## What needs to be done
Please give the count of lines holding the string "Client" and nothing besides.
[Start of Data to process]
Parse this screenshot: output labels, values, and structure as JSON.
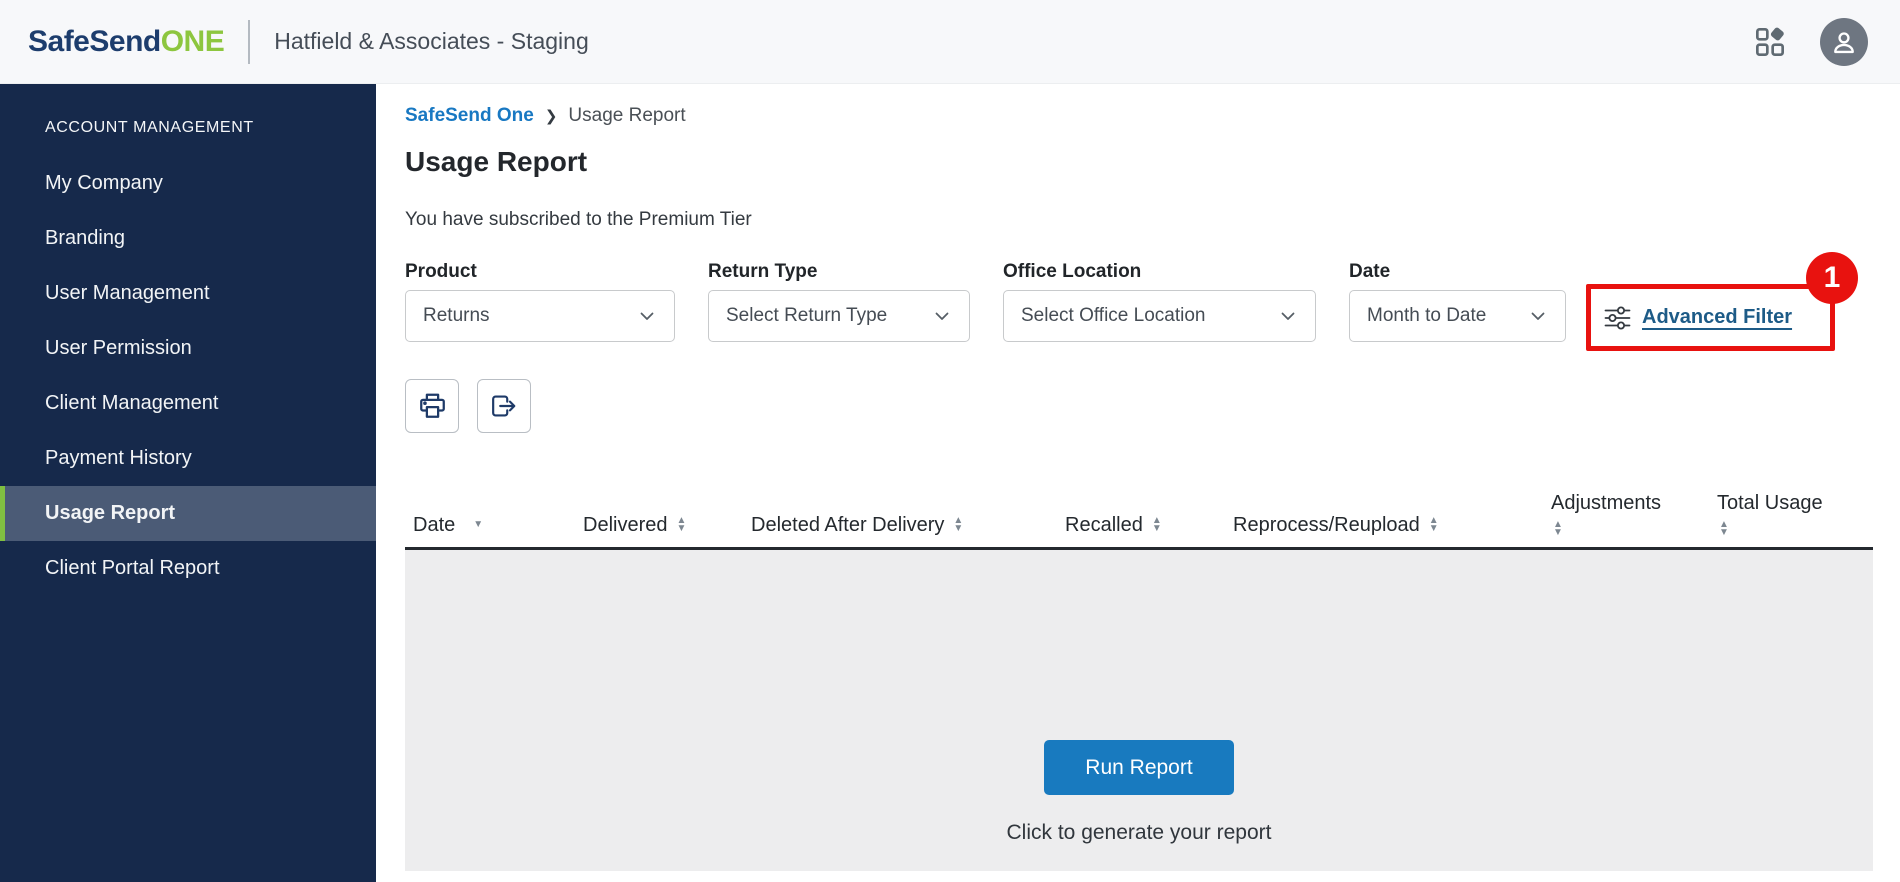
{
  "header": {
    "brand": {
      "part1": "SafeSend",
      "part2": "ONE"
    },
    "account_name": "Hatfield & Associates - Staging",
    "icons": [
      "apps-grid-icon",
      "user-avatar-icon"
    ]
  },
  "sidebar": {
    "section_title": "ACCOUNT MANAGEMENT",
    "items": [
      {
        "label": "My Company",
        "active": false
      },
      {
        "label": "Branding",
        "active": false
      },
      {
        "label": "User Management",
        "active": false
      },
      {
        "label": "User Permission",
        "active": false
      },
      {
        "label": "Client Management",
        "active": false
      },
      {
        "label": "Payment History",
        "active": false
      },
      {
        "label": "Usage Report",
        "active": true
      },
      {
        "label": "Client Portal Report",
        "active": false
      }
    ]
  },
  "breadcrumb": {
    "root": "SafeSend One",
    "current": "Usage Report"
  },
  "page": {
    "title": "Usage Report",
    "subscription_note": "You have subscribed to the Premium Tier"
  },
  "filters": [
    {
      "label": "Product",
      "value": "Returns"
    },
    {
      "label": "Return Type",
      "value": "Select Return Type"
    },
    {
      "label": "Office Location",
      "value": "Select Office Location"
    },
    {
      "label": "Date",
      "value": "Month to Date"
    }
  ],
  "advanced_filter": {
    "label": "Advanced Filter",
    "icon": "sliders-icon"
  },
  "annotation": {
    "badge": "1",
    "color": "#e8120f"
  },
  "toolbar": {
    "icons": [
      "print-icon",
      "export-icon"
    ]
  },
  "table": {
    "columns": [
      {
        "label": "Date",
        "sort": "desc"
      },
      {
        "label": "Delivered",
        "sort": "both"
      },
      {
        "label": "Deleted After Delivery",
        "sort": "both"
      },
      {
        "label": "Recalled",
        "sort": "both"
      },
      {
        "label": "Reprocess/Reupload",
        "sort": "both"
      },
      {
        "label": "Adjustments",
        "sort": "both"
      },
      {
        "label": "Total Usage",
        "sort": "both"
      }
    ],
    "rows": []
  },
  "report": {
    "run_button_label": "Run Report",
    "hint": "Click to generate your report"
  },
  "colors": {
    "brand_navy": "#1d3d6d",
    "brand_green": "#8dc63f",
    "sidebar_bg": "#16294b",
    "sidebar_active_bg": "#4b5b76",
    "sidebar_active_accent": "#80bf41",
    "breadcrumb_link": "#1878c2",
    "advanced_filter_link": "#1d5b87",
    "annotation_red": "#e8120f",
    "run_button_blue": "#187abf",
    "table_empty_bg": "#ededee"
  }
}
[End of Data to process]
## Answer for this exercise
2